Make an exact copy of the lines, leaving the pictures out.

Begin Exercise input

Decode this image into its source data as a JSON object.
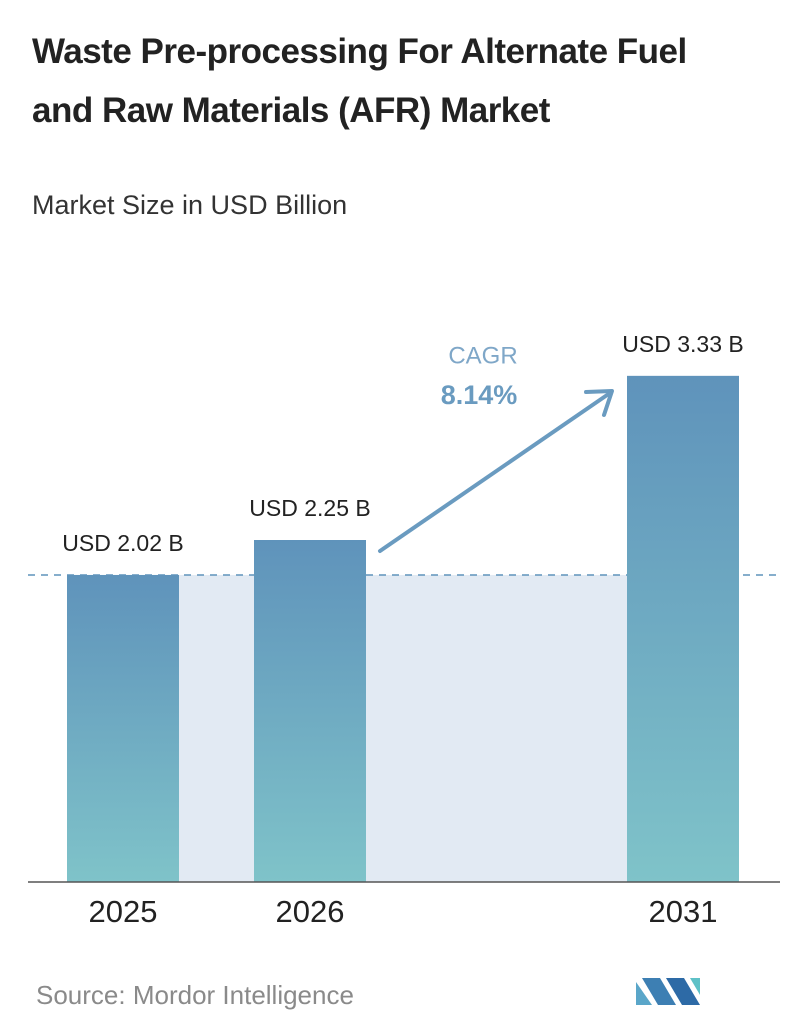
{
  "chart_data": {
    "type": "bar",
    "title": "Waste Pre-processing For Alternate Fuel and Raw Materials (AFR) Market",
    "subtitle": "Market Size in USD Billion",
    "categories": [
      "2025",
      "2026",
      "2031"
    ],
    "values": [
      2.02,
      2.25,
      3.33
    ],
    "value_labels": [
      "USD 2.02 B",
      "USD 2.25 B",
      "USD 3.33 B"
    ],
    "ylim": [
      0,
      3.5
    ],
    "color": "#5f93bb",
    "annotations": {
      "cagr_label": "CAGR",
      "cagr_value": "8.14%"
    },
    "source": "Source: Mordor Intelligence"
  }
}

End Exercise input

Task output:
Decode this image into its source data as a JSON object.
{
  "chart_data": {
    "type": "bar",
    "title": "Waste Pre-processing For Alternate Fuel and Raw Materials (AFR) Market",
    "subtitle": "Market Size in USD Billion",
    "categories": [
      "2025",
      "2026",
      "2031"
    ],
    "values": [
      2.02,
      2.25,
      3.33
    ],
    "value_labels": [
      "USD 2.02 B",
      "USD 2.25 B",
      "USD 3.33 B"
    ],
    "ylim": [
      0,
      3.5
    ],
    "color": "#5f93bb",
    "annotations": {
      "cagr_label": "CAGR",
      "cagr_value": "8.14%"
    },
    "source": "Source: Mordor Intelligence"
  }
}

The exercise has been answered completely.